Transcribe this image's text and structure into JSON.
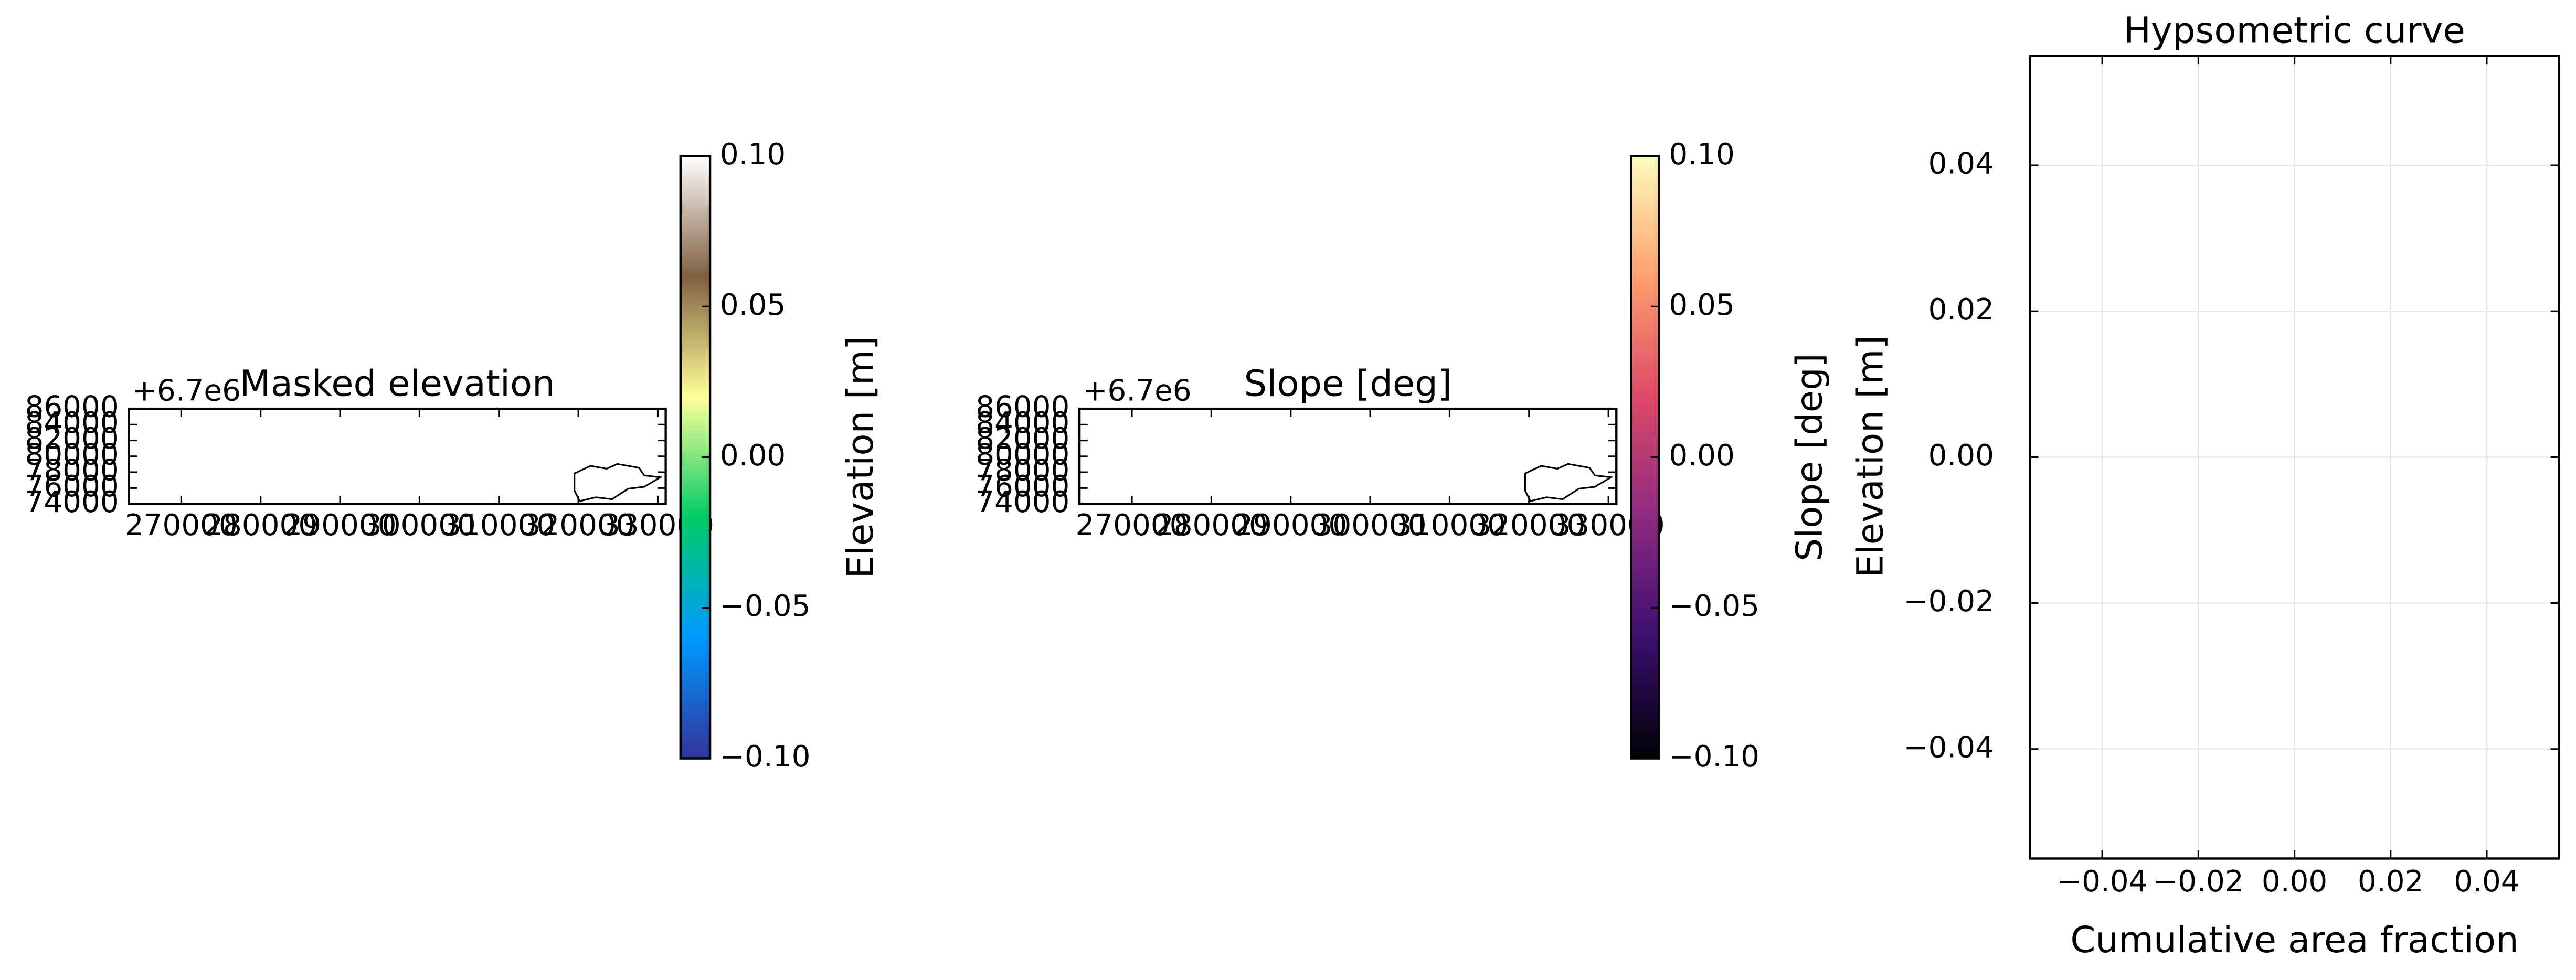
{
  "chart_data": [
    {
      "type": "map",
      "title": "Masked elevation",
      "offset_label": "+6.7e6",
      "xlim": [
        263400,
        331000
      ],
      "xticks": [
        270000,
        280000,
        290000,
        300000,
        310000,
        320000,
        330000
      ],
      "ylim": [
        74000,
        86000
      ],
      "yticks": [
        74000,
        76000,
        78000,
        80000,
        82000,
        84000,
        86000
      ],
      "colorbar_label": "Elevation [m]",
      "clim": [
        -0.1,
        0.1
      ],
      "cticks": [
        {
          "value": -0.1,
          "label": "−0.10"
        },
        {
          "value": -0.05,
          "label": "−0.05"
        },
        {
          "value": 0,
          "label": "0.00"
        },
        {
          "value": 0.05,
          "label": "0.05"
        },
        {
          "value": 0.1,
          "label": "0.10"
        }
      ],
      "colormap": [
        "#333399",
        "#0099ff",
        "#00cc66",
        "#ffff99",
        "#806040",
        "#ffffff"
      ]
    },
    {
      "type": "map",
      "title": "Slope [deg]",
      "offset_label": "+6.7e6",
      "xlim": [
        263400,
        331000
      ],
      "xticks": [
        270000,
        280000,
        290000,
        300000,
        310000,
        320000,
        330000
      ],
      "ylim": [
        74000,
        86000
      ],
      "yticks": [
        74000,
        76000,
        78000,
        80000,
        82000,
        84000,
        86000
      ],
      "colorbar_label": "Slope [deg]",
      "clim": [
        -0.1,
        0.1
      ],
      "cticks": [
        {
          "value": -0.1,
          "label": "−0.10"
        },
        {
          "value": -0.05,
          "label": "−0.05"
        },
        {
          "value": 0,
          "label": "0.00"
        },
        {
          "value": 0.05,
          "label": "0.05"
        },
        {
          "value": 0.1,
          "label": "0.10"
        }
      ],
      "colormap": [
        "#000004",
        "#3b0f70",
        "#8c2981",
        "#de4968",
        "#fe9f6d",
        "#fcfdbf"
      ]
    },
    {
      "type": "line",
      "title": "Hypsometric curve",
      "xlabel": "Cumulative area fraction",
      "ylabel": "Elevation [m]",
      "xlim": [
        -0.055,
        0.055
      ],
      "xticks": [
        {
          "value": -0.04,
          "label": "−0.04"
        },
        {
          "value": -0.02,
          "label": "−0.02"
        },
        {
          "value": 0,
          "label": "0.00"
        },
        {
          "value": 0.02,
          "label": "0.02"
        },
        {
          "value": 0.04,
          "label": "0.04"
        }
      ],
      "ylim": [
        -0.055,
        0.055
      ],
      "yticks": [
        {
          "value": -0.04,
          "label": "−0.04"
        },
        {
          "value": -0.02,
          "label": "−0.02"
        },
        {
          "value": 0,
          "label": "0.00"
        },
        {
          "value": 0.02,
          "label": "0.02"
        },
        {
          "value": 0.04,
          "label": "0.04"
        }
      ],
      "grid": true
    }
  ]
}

##############################

▶ **Task instructions**
Give every line back word for word and leave the pictures out.

▶ **Reply to the task**
Transcribe this image's text and structure into JSON.
{
  "chart_data": [
    {
      "type": "map",
      "title": "Masked elevation",
      "offset_label": "+6.7e6",
      "xlim": [
        263400,
        331000
      ],
      "xticks": [
        270000,
        280000,
        290000,
        300000,
        310000,
        320000,
        330000
      ],
      "ylim": [
        74000,
        86000
      ],
      "yticks": [
        74000,
        76000,
        78000,
        80000,
        82000,
        84000,
        86000
      ],
      "colorbar_label": "Elevation [m]",
      "clim": [
        -0.1,
        0.1
      ],
      "cticks": [
        {
          "value": -0.1,
          "label": "−0.10"
        },
        {
          "value": -0.05,
          "label": "−0.05"
        },
        {
          "value": 0,
          "label": "0.00"
        },
        {
          "value": 0.05,
          "label": "0.05"
        },
        {
          "value": 0.1,
          "label": "0.10"
        }
      ],
      "colormap": [
        "#333399",
        "#0099ff",
        "#00cc66",
        "#ffff99",
        "#806040",
        "#ffffff"
      ]
    },
    {
      "type": "map",
      "title": "Slope [deg]",
      "offset_label": "+6.7e6",
      "xlim": [
        263400,
        331000
      ],
      "xticks": [
        270000,
        280000,
        290000,
        300000,
        310000,
        320000,
        330000
      ],
      "ylim": [
        74000,
        86000
      ],
      "yticks": [
        74000,
        76000,
        78000,
        80000,
        82000,
        84000,
        86000
      ],
      "colorbar_label": "Slope [deg]",
      "clim": [
        -0.1,
        0.1
      ],
      "cticks": [
        {
          "value": -0.1,
          "label": "−0.10"
        },
        {
          "value": -0.05,
          "label": "−0.05"
        },
        {
          "value": 0,
          "label": "0.00"
        },
        {
          "value": 0.05,
          "label": "0.05"
        },
        {
          "value": 0.1,
          "label": "0.10"
        }
      ],
      "colormap": [
        "#000004",
        "#3b0f70",
        "#8c2981",
        "#de4968",
        "#fe9f6d",
        "#fcfdbf"
      ]
    },
    {
      "type": "line",
      "title": "Hypsometric curve",
      "xlabel": "Cumulative area fraction",
      "ylabel": "Elevation [m]",
      "xlim": [
        -0.055,
        0.055
      ],
      "xticks": [
        {
          "value": -0.04,
          "label": "−0.04"
        },
        {
          "value": -0.02,
          "label": "−0.02"
        },
        {
          "value": 0,
          "label": "0.00"
        },
        {
          "value": 0.02,
          "label": "0.02"
        },
        {
          "value": 0.04,
          "label": "0.04"
        }
      ],
      "ylim": [
        -0.055,
        0.055
      ],
      "yticks": [
        {
          "value": -0.04,
          "label": "−0.04"
        },
        {
          "value": -0.02,
          "label": "−0.02"
        },
        {
          "value": 0,
          "label": "0.00"
        },
        {
          "value": 0.02,
          "label": "0.02"
        },
        {
          "value": 0.04,
          "label": "0.04"
        }
      ],
      "grid": true
    }
  ]
}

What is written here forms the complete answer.